(Extracted data entries)
▼
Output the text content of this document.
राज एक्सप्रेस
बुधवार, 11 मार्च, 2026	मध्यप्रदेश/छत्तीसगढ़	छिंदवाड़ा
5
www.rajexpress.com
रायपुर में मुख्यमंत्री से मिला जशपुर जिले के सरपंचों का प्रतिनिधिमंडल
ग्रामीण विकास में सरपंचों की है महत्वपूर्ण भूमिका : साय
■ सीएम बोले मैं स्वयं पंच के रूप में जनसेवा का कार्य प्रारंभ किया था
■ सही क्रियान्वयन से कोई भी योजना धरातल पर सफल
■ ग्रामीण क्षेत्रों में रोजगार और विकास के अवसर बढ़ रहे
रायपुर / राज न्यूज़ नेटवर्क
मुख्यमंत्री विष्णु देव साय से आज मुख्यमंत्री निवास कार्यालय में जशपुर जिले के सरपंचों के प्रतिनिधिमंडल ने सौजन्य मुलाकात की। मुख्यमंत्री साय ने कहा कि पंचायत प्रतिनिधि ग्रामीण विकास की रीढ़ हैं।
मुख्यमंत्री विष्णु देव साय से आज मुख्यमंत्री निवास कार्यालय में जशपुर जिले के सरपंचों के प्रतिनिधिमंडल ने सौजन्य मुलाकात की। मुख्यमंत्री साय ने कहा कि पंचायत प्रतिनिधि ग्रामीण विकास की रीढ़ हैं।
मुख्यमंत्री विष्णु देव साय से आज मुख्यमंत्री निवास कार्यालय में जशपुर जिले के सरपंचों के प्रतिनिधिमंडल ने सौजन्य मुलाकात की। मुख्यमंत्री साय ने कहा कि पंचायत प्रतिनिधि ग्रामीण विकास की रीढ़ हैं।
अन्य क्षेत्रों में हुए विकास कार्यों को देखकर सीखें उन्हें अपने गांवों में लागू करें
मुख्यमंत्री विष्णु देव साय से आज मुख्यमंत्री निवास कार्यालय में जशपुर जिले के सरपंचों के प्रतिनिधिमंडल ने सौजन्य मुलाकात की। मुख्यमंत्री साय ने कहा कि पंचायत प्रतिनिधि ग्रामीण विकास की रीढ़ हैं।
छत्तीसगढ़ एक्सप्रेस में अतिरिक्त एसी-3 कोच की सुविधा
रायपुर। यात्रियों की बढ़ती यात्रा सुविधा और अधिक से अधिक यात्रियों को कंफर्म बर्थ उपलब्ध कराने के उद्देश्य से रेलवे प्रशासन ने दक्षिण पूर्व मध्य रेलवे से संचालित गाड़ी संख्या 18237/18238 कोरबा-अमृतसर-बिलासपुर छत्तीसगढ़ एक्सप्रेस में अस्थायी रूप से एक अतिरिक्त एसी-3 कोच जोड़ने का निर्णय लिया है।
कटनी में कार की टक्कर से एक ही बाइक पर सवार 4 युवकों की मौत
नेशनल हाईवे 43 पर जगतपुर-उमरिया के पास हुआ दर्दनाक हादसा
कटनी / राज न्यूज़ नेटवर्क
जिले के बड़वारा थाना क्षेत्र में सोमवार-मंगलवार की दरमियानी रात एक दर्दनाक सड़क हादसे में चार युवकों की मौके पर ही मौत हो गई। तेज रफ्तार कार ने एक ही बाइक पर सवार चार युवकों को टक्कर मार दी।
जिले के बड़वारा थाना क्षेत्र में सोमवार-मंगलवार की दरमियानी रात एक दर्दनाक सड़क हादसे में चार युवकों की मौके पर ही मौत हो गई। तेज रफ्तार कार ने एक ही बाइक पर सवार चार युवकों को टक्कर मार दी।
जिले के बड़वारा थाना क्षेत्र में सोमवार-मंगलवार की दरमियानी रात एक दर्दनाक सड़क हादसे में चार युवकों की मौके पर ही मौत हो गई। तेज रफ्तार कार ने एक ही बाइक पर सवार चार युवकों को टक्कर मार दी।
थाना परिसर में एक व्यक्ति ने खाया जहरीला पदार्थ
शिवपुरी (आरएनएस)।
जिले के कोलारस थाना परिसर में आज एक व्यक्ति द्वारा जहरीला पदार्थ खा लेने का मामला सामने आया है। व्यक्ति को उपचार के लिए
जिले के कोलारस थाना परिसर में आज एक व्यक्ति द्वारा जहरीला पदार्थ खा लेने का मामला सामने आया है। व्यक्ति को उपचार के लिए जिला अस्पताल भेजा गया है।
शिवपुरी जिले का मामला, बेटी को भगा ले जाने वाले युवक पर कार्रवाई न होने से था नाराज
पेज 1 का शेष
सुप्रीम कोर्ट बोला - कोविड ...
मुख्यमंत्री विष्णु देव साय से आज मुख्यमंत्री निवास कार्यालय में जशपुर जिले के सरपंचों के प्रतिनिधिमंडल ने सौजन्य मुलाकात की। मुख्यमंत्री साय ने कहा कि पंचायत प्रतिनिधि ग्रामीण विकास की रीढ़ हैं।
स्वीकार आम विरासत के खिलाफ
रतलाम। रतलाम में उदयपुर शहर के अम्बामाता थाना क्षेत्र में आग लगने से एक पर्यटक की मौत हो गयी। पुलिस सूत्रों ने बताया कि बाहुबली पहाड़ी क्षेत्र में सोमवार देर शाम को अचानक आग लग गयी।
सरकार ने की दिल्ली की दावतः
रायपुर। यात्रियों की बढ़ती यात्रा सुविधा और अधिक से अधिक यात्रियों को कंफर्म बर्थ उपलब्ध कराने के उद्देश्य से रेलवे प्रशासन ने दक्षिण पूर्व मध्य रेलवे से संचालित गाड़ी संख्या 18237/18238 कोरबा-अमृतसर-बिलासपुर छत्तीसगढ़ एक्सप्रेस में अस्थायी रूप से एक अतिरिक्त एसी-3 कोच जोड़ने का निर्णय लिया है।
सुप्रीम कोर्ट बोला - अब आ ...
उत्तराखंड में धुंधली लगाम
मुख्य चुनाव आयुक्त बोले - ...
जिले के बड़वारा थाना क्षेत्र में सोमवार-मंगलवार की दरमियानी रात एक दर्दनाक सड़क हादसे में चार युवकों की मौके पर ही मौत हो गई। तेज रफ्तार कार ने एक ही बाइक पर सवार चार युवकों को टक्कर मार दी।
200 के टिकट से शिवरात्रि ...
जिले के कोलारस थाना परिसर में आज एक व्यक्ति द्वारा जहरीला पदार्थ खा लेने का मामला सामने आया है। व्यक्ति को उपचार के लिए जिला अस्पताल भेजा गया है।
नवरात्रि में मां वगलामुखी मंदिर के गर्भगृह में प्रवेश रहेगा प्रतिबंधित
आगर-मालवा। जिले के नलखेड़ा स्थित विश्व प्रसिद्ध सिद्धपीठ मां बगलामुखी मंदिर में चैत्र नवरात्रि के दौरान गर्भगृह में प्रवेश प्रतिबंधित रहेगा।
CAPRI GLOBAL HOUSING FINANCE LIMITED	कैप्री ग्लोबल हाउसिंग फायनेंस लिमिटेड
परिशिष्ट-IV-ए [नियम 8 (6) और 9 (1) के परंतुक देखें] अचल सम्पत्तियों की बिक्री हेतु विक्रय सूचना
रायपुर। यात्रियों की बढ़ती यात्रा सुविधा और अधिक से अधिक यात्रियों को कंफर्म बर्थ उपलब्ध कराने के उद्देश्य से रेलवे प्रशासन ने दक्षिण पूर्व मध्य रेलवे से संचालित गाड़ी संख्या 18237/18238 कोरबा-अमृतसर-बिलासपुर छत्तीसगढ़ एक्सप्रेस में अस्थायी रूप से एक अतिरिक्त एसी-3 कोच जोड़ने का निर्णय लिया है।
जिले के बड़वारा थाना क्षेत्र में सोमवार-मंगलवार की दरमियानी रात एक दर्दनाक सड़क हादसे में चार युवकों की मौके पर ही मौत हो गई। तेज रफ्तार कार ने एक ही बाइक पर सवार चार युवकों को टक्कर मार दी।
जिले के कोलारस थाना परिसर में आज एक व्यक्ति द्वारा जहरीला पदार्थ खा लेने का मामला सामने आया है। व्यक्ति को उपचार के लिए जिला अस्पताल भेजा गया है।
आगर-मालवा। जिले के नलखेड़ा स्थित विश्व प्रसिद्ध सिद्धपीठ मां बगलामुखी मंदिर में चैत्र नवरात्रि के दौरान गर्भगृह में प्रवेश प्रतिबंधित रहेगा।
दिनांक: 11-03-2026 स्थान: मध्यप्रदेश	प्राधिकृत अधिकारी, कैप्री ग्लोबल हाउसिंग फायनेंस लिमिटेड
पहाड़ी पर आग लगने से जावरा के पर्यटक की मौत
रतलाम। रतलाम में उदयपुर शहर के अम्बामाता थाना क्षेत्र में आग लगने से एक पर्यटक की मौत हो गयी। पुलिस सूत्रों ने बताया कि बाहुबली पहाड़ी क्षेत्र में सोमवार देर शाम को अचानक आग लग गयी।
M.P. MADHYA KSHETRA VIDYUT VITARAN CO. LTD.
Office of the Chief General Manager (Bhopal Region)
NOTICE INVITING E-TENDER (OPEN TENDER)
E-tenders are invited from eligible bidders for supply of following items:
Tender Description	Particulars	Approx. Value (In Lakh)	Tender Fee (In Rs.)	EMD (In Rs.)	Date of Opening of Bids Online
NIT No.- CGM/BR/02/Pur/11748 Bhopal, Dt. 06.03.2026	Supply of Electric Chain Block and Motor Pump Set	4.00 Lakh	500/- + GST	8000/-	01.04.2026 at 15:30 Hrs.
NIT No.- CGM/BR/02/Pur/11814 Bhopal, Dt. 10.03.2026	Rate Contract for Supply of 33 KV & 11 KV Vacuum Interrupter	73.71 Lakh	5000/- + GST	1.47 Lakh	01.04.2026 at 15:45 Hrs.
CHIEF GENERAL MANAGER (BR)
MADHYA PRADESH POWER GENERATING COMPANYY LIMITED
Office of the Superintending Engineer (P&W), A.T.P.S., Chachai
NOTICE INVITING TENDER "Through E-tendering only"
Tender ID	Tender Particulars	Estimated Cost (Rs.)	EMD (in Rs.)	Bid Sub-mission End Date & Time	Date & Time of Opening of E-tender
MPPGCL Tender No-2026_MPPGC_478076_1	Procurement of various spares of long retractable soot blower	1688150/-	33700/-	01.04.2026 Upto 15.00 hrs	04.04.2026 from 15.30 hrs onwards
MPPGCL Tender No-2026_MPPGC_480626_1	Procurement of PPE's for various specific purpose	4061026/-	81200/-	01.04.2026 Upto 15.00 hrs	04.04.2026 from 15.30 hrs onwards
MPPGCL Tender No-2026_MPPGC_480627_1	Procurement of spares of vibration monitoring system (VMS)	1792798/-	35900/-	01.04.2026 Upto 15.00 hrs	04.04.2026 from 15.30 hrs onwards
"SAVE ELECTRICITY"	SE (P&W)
▲
TO BE DONE — Your answer should be a single number: the count of lines in these records that hold the string "Opening".

EXERCISE SOLUTION — 2